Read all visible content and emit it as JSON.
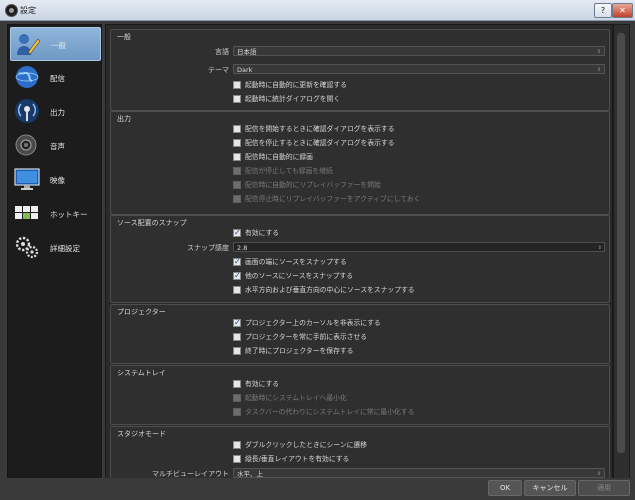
{
  "window": {
    "title": "設定",
    "help_label": "?",
    "close_label": "✕"
  },
  "sidebar": {
    "items": [
      {
        "label": "一般",
        "icon": "user-with-pen-icon",
        "selected": true
      },
      {
        "label": "配信",
        "icon": "globe-icon"
      },
      {
        "label": "出力",
        "icon": "broadcast-icon"
      },
      {
        "label": "音声",
        "icon": "speaker-icon"
      },
      {
        "label": "映像",
        "icon": "monitor-icon"
      },
      {
        "label": "ホットキー",
        "icon": "keyboard-icon"
      },
      {
        "label": "詳細設定",
        "icon": "gears-icon"
      }
    ]
  },
  "general": {
    "title": "一般",
    "language_label": "言語",
    "language_value": "日本語",
    "theme_label": "テーマ",
    "theme_value": "Dark",
    "check_updates": "起動時に自動的に更新を確認する",
    "open_stats": "起動時に統計ダイアログを開く"
  },
  "output": {
    "title": "出力",
    "confirm_start": "配信を開始するときに確認ダイアログを表示する",
    "confirm_stop": "配信を停止するときに確認ダイアログを表示する",
    "auto_record": "配信時に自動的に録画",
    "keep_record": "配信が停止しても録画を継続",
    "auto_replay": "配信時に自動的にリプレイバッファーを開始",
    "keep_replay": "配信停止時にリプレイバッファーをアクティブにしておく"
  },
  "snapping": {
    "title": "ソース配置のスナップ",
    "enable": "有効にする",
    "sensitivity_label": "スナップ感度",
    "sensitivity_value": "2.8",
    "screen_edges": "画面の端にソースをスナップする",
    "other_sources": "他のソースにソースをスナップする",
    "center": "水平方向および垂直方向の中心にソースをスナップする"
  },
  "projectors": {
    "title": "プロジェクター",
    "hide_cursor": "プロジェクター上のカーソルを非表示にする",
    "always_on_top": "プロジェクターを常に手前に表示させる",
    "save_on_exit": "終了時にプロジェクターを保存する"
  },
  "tray": {
    "title": "システムトレイ",
    "enable": "有効にする",
    "minimize_start": "起動時にシステムトレイへ最小化",
    "minimize_instead": "タスクバーの代わりにシステムトレイに常に最小化する"
  },
  "studio": {
    "title": "スタジオモード",
    "double_click": "ダブルクリックしたときにシーンに遷移",
    "portrait_layout": "縦長/垂直レイアウトを有効にする",
    "multiview_label": "マルチビューレイアウト",
    "multiview_value": "水平、上"
  },
  "footer": {
    "ok": "OK",
    "cancel": "キャンセル",
    "apply": "適用"
  }
}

------------

### [Work to do]
Strip out the pictures and quote the remaining data word for word.

### [Complete answer]
Read all visible content and emit it as JSON.
{
  "window": {
    "title": "設定",
    "help_label": "?",
    "close_label": "✕"
  },
  "sidebar": {
    "items": [
      {
        "label": "一般",
        "icon": "user-with-pen-icon",
        "selected": true
      },
      {
        "label": "配信",
        "icon": "globe-icon"
      },
      {
        "label": "出力",
        "icon": "broadcast-icon"
      },
      {
        "label": "音声",
        "icon": "speaker-icon"
      },
      {
        "label": "映像",
        "icon": "monitor-icon"
      },
      {
        "label": "ホットキー",
        "icon": "keyboard-icon"
      },
      {
        "label": "詳細設定",
        "icon": "gears-icon"
      }
    ]
  },
  "general": {
    "title": "一般",
    "language_label": "言語",
    "language_value": "日本語",
    "theme_label": "テーマ",
    "theme_value": "Dark",
    "check_updates": "起動時に自動的に更新を確認する",
    "open_stats": "起動時に統計ダイアログを開く"
  },
  "output": {
    "title": "出力",
    "confirm_start": "配信を開始するときに確認ダイアログを表示する",
    "confirm_stop": "配信を停止するときに確認ダイアログを表示する",
    "auto_record": "配信時に自動的に録画",
    "keep_record": "配信が停止しても録画を継続",
    "auto_replay": "配信時に自動的にリプレイバッファーを開始",
    "keep_replay": "配信停止時にリプレイバッファーをアクティブにしておく"
  },
  "snapping": {
    "title": "ソース配置のスナップ",
    "enable": "有効にする",
    "sensitivity_label": "スナップ感度",
    "sensitivity_value": "2.8",
    "screen_edges": "画面の端にソースをスナップする",
    "other_sources": "他のソースにソースをスナップする",
    "center": "水平方向および垂直方向の中心にソースをスナップする"
  },
  "projectors": {
    "title": "プロジェクター",
    "hide_cursor": "プロジェクター上のカーソルを非表示にする",
    "always_on_top": "プロジェクターを常に手前に表示させる",
    "save_on_exit": "終了時にプロジェクターを保存する"
  },
  "tray": {
    "title": "システムトレイ",
    "enable": "有効にする",
    "minimize_start": "起動時にシステムトレイへ最小化",
    "minimize_instead": "タスクバーの代わりにシステムトレイに常に最小化する"
  },
  "studio": {
    "title": "スタジオモード",
    "double_click": "ダブルクリックしたときにシーンに遷移",
    "portrait_layout": "縦長/垂直レイアウトを有効にする",
    "multiview_label": "マルチビューレイアウト",
    "multiview_value": "水平、上"
  },
  "footer": {
    "ok": "OK",
    "cancel": "キャンセル",
    "apply": "適用"
  }
}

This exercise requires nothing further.